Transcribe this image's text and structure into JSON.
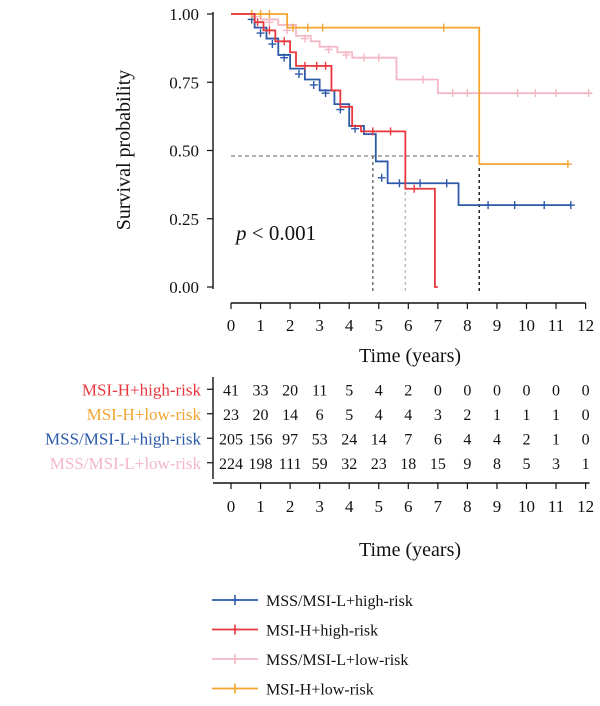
{
  "chart_data": {
    "type": "line",
    "subtype": "kaplan-meier",
    "ylabel": "Survival probability",
    "xlabel": "Time (years)",
    "xlim": [
      -0.3,
      12.3
    ],
    "ylim": [
      0,
      1
    ],
    "xticks": [
      "0",
      "1",
      "2",
      "3",
      "4",
      "5",
      "6",
      "7",
      "8",
      "9",
      "10",
      "11",
      "12"
    ],
    "yticks": [
      "0.00",
      "0.25",
      "0.50",
      "0.75",
      "1.00"
    ],
    "grid": false,
    "annotation": {
      "prefix": "p",
      "text": " < 0.001"
    },
    "median_guide": {
      "y": 0.48,
      "x_from": 0,
      "x_to": 8.4,
      "drops": [
        4.8,
        5.9,
        8.4
      ]
    },
    "series": [
      {
        "name": "MSI-H+high-risk",
        "color": "#e8383d",
        "points": [
          [
            0,
            1
          ],
          [
            0.5,
            1
          ],
          [
            0.8,
            0.97
          ],
          [
            1.1,
            0.94
          ],
          [
            1.5,
            0.9
          ],
          [
            2.0,
            0.86
          ],
          [
            2.2,
            0.81
          ],
          [
            3.1,
            0.81
          ],
          [
            3.4,
            0.72
          ],
          [
            3.7,
            0.66
          ],
          [
            4.1,
            0.59
          ],
          [
            4.4,
            0.57
          ],
          [
            5.9,
            0.57
          ],
          [
            5.9,
            0.36
          ],
          [
            6.9,
            0.36
          ],
          [
            6.9,
            0
          ],
          [
            7.0,
            0
          ]
        ],
        "censor": [
          [
            0.9,
            0.97
          ],
          [
            1.3,
            0.94
          ],
          [
            1.8,
            0.9
          ],
          [
            2.5,
            0.81
          ],
          [
            2.9,
            0.81
          ],
          [
            3.2,
            0.81
          ],
          [
            4.8,
            0.57
          ],
          [
            5.4,
            0.57
          ],
          [
            6.2,
            0.36
          ]
        ]
      },
      {
        "name": "MSI-H+low-risk",
        "color": "#f4a52f",
        "points": [
          [
            0,
            1
          ],
          [
            0.5,
            1
          ],
          [
            0.6,
            1
          ],
          [
            1.9,
            1
          ],
          [
            1.9,
            0.95
          ],
          [
            8.4,
            0.95
          ],
          [
            8.4,
            0.45
          ],
          [
            11.4,
            0.45
          ]
        ],
        "censor": [
          [
            0.7,
            1
          ],
          [
            1.0,
            1
          ],
          [
            1.3,
            1
          ],
          [
            2.1,
            0.95
          ],
          [
            2.6,
            0.95
          ],
          [
            3.1,
            0.95
          ],
          [
            7.2,
            0.95
          ],
          [
            11.4,
            0.45
          ]
        ]
      },
      {
        "name": "MSS/MSI-L+high-risk",
        "color": "#2c5aa9",
        "points": [
          [
            0,
            1
          ],
          [
            0.5,
            1
          ],
          [
            0.8,
            0.95
          ],
          [
            1.2,
            0.91
          ],
          [
            1.6,
            0.85
          ],
          [
            2.0,
            0.8
          ],
          [
            2.5,
            0.76
          ],
          [
            3.0,
            0.72
          ],
          [
            3.5,
            0.67
          ],
          [
            4.0,
            0.59
          ],
          [
            4.5,
            0.56
          ],
          [
            4.9,
            0.46
          ],
          [
            5.3,
            0.38
          ],
          [
            6.9,
            0.38
          ],
          [
            7.7,
            0.38
          ],
          [
            7.7,
            0.3
          ],
          [
            11.5,
            0.3
          ]
        ],
        "censor": [
          [
            0.7,
            0.98
          ],
          [
            1.0,
            0.93
          ],
          [
            1.4,
            0.89
          ],
          [
            1.8,
            0.84
          ],
          [
            2.3,
            0.78
          ],
          [
            2.8,
            0.74
          ],
          [
            3.2,
            0.71
          ],
          [
            3.7,
            0.65
          ],
          [
            4.2,
            0.58
          ],
          [
            5.1,
            0.4
          ],
          [
            5.7,
            0.38
          ],
          [
            6.4,
            0.38
          ],
          [
            7.3,
            0.38
          ],
          [
            8.7,
            0.3
          ],
          [
            9.6,
            0.3
          ],
          [
            10.6,
            0.3
          ],
          [
            11.5,
            0.3
          ]
        ]
      },
      {
        "name": "MSS/MSI-L+low-risk",
        "color": "#f4b7c5",
        "points": [
          [
            0,
            1
          ],
          [
            0.5,
            1
          ],
          [
            1.0,
            0.98
          ],
          [
            1.6,
            0.96
          ],
          [
            2.2,
            0.92
          ],
          [
            2.7,
            0.9
          ],
          [
            3.0,
            0.88
          ],
          [
            3.6,
            0.86
          ],
          [
            4.1,
            0.84
          ],
          [
            5.6,
            0.84
          ],
          [
            5.6,
            0.76
          ],
          [
            6.8,
            0.76
          ],
          [
            7.0,
            0.71
          ],
          [
            12.2,
            0.71
          ]
        ],
        "censor": [
          [
            0.8,
            0.99
          ],
          [
            1.3,
            0.97
          ],
          [
            1.9,
            0.94
          ],
          [
            2.5,
            0.91
          ],
          [
            3.3,
            0.87
          ],
          [
            3.9,
            0.85
          ],
          [
            4.5,
            0.84
          ],
          [
            5.0,
            0.84
          ],
          [
            6.5,
            0.76
          ],
          [
            7.5,
            0.71
          ],
          [
            8.0,
            0.71
          ],
          [
            8.4,
            0.71
          ],
          [
            9.7,
            0.71
          ],
          [
            10.3,
            0.71
          ],
          [
            11.0,
            0.71
          ],
          [
            12.1,
            0.71
          ]
        ]
      }
    ],
    "risk_table": {
      "xlabel": "Time (years)",
      "times": [
        "0",
        "1",
        "2",
        "3",
        "4",
        "5",
        "6",
        "7",
        "8",
        "9",
        "10",
        "11",
        "12"
      ],
      "rows": [
        {
          "label": "MSI-H+high-risk",
          "color": "#e8383d",
          "counts": [
            "41",
            "33",
            "20",
            "11",
            "5",
            "4",
            "2",
            "0",
            "0",
            "0",
            "0",
            "0",
            "0"
          ]
        },
        {
          "label": "MSI-H+low-risk",
          "color": "#f4a52f",
          "counts": [
            "23",
            "20",
            "14",
            "6",
            "5",
            "4",
            "4",
            "3",
            "2",
            "1",
            "1",
            "1",
            "0"
          ]
        },
        {
          "label": "MSS/MSI-L+high-risk",
          "color": "#2c5aa9",
          "counts": [
            "205",
            "156",
            "97",
            "53",
            "24",
            "14",
            "7",
            "6",
            "4",
            "4",
            "2",
            "1",
            "0"
          ]
        },
        {
          "label": "MSS/MSI-L+low-risk",
          "color": "#f4b7c5",
          "counts": [
            "224",
            "198",
            "111",
            "59",
            "32",
            "23",
            "18",
            "15",
            "9",
            "8",
            "5",
            "3",
            "1"
          ]
        }
      ]
    },
    "legend": {
      "placement": "bottom",
      "entries": [
        {
          "label": "MSS/MSI-L+high-risk",
          "color": "#2c5aa9"
        },
        {
          "label": "MSI-H+high-risk",
          "color": "#e8383d"
        },
        {
          "label": "MSS/MSI-L+low-risk",
          "color": "#f4b7c5"
        },
        {
          "label": "MSI-H+low-risk",
          "color": "#f4a52f"
        }
      ]
    }
  }
}
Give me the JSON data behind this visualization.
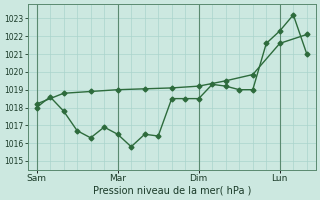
{
  "background_color": "#cce8e0",
  "grid_color": "#aad4cc",
  "line_color": "#2d6b3c",
  "xlabel": "Pression niveau de la mer( hPa )",
  "ylim": [
    1014.5,
    1023.8
  ],
  "yticks": [
    1015,
    1016,
    1017,
    1018,
    1019,
    1020,
    1021,
    1022,
    1023
  ],
  "xtick_labels": [
    "Sam",
    "Mar",
    "Dim",
    "Lun"
  ],
  "xtick_positions": [
    0,
    36,
    72,
    108
  ],
  "vline_positions": [
    0,
    36,
    72,
    108
  ],
  "line1_x": [
    0,
    6,
    12,
    18,
    24,
    30,
    36,
    42,
    48,
    54,
    60,
    66,
    72,
    78,
    84,
    90,
    96,
    102,
    108,
    114,
    120
  ],
  "line1_y": [
    1018.0,
    1018.6,
    1017.8,
    1016.7,
    1016.3,
    1016.9,
    1016.5,
    1015.8,
    1016.5,
    1016.4,
    1018.5,
    1018.5,
    1018.5,
    1019.3,
    1019.2,
    1019.0,
    1019.0,
    1021.6,
    1022.3,
    1023.2,
    1021.0
  ],
  "line2_x": [
    0,
    12,
    24,
    36,
    48,
    60,
    72,
    84,
    96,
    108,
    120
  ],
  "line2_y": [
    1018.2,
    1018.8,
    1018.9,
    1019.0,
    1019.05,
    1019.1,
    1019.2,
    1019.5,
    1019.85,
    1021.6,
    1022.1
  ],
  "marker_size": 2.5,
  "line_width": 1.0
}
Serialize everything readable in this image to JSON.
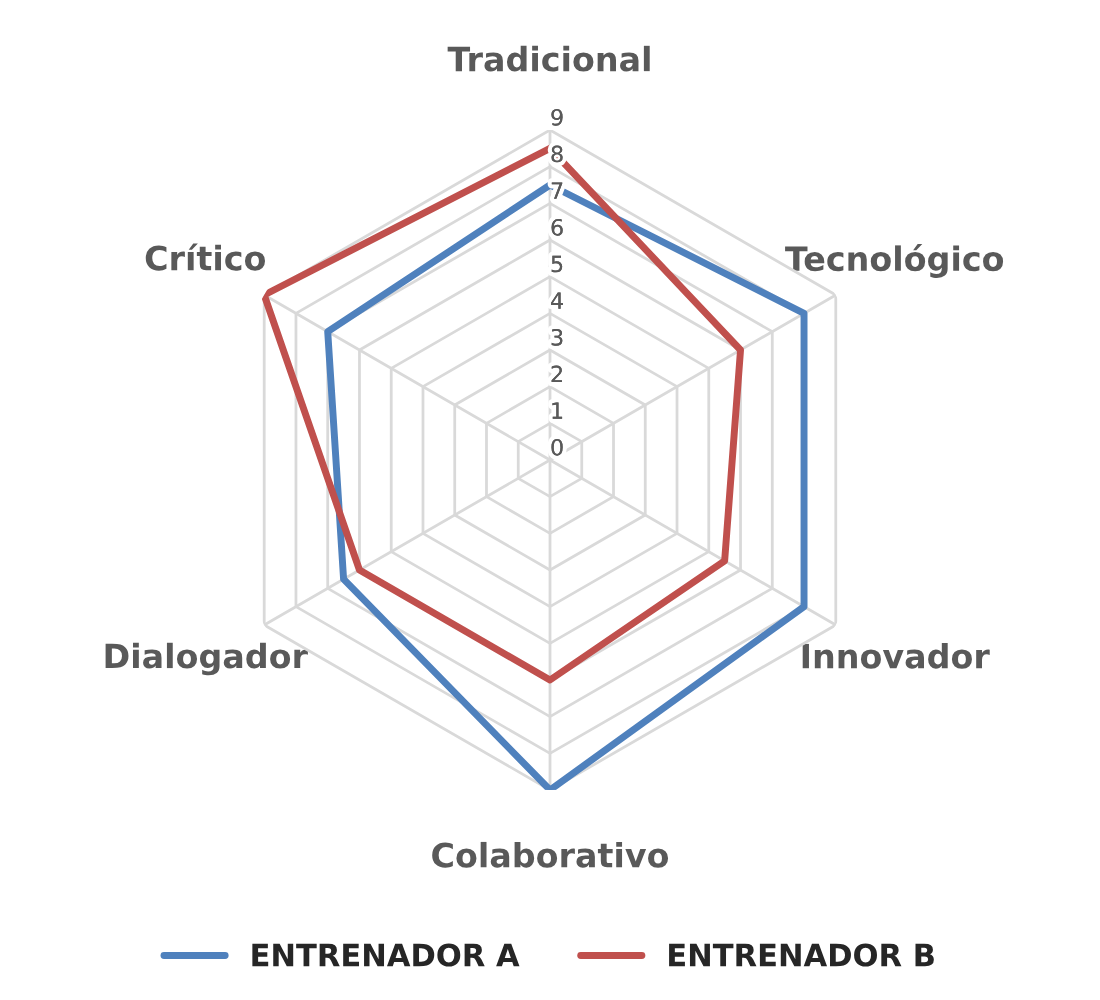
{
  "chart_data": {
    "type": "radar",
    "categories": [
      "Tradicional",
      "Tecnológico",
      "Innovador",
      "Colaborativo",
      "Dialogador",
      "Crítico"
    ],
    "series": [
      {
        "name": "ENTRENADOR A",
        "color": "#4f81bd",
        "values": [
          7.5,
          8,
          8,
          9,
          6.5,
          7
        ]
      },
      {
        "name": "ENTRENADOR B",
        "color": "#c0504d",
        "values": [
          8.5,
          6,
          5.5,
          6,
          6,
          9
        ]
      }
    ],
    "ylim": [
      0,
      9
    ],
    "yticks": [
      0,
      1,
      2,
      3,
      4,
      5,
      6,
      7,
      8,
      9
    ],
    "grid": true,
    "legend": "bottom",
    "marker": "none",
    "line_style": "solid"
  }
}
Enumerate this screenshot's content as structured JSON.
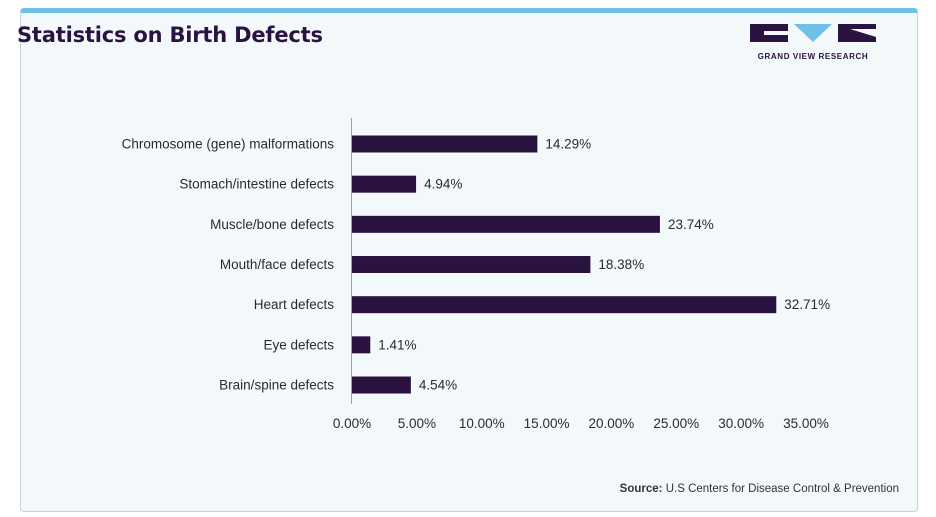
{
  "header": {
    "title": "Statistics on Birth Defects",
    "logo_text": "GRAND VIEW RESEARCH"
  },
  "footer": {
    "source_label": "Source:",
    "source_text": "U.S Centers for Disease Control & Prevention"
  },
  "colors": {
    "bar": "#2a1340",
    "accent": "#6ec0e6",
    "background": "#f3f8fb"
  },
  "chart_data": {
    "type": "bar",
    "orientation": "horizontal",
    "title": "Statistics on Birth Defects",
    "xlabel": "",
    "ylabel": "",
    "categories": [
      "Chromosome (gene) malformations",
      "Stomach/intestine defects",
      "Muscle/bone defects",
      "Mouth/face defects",
      "Heart defects",
      "Eye defects",
      "Brain/spine defects"
    ],
    "values": [
      14.29,
      4.94,
      23.74,
      18.38,
      32.71,
      1.41,
      4.54
    ],
    "data_labels": [
      "14.29%",
      "4.94%",
      "23.74%",
      "18.38%",
      "32.71%",
      "1.41%",
      "4.54%"
    ],
    "xlim": [
      0,
      35
    ],
    "xticks": [
      0,
      5,
      10,
      15,
      20,
      25,
      30,
      35
    ],
    "xtick_labels": [
      "0.00%",
      "5.00%",
      "10.00%",
      "15.00%",
      "20.00%",
      "25.00%",
      "30.00%",
      "35.00%"
    ],
    "grid": false,
    "legend": "none"
  }
}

——————

Beginning at the line that contains "Enumerate this screenshot's", retype each line of the data above through the very last one. Do not retype the pictures.

Enumerate this screenshot's content as structured JSON.
{
  "header": {
    "title": "Statistics on Birth Defects",
    "logo_text": "GRAND VIEW RESEARCH"
  },
  "footer": {
    "source_label": "Source:",
    "source_text": "U.S Centers for Disease Control & Prevention"
  },
  "colors": {
    "bar": "#2a1340",
    "accent": "#6ec0e6",
    "background": "#f3f8fb"
  },
  "chart_data": {
    "type": "bar",
    "orientation": "horizontal",
    "title": "Statistics on Birth Defects",
    "xlabel": "",
    "ylabel": "",
    "categories": [
      "Chromosome (gene) malformations",
      "Stomach/intestine defects",
      "Muscle/bone defects",
      "Mouth/face defects",
      "Heart defects",
      "Eye defects",
      "Brain/spine defects"
    ],
    "values": [
      14.29,
      4.94,
      23.74,
      18.38,
      32.71,
      1.41,
      4.54
    ],
    "data_labels": [
      "14.29%",
      "4.94%",
      "23.74%",
      "18.38%",
      "32.71%",
      "1.41%",
      "4.54%"
    ],
    "xlim": [
      0,
      35
    ],
    "xticks": [
      0,
      5,
      10,
      15,
      20,
      25,
      30,
      35
    ],
    "xtick_labels": [
      "0.00%",
      "5.00%",
      "10.00%",
      "15.00%",
      "20.00%",
      "25.00%",
      "30.00%",
      "35.00%"
    ],
    "grid": false,
    "legend": "none"
  }
}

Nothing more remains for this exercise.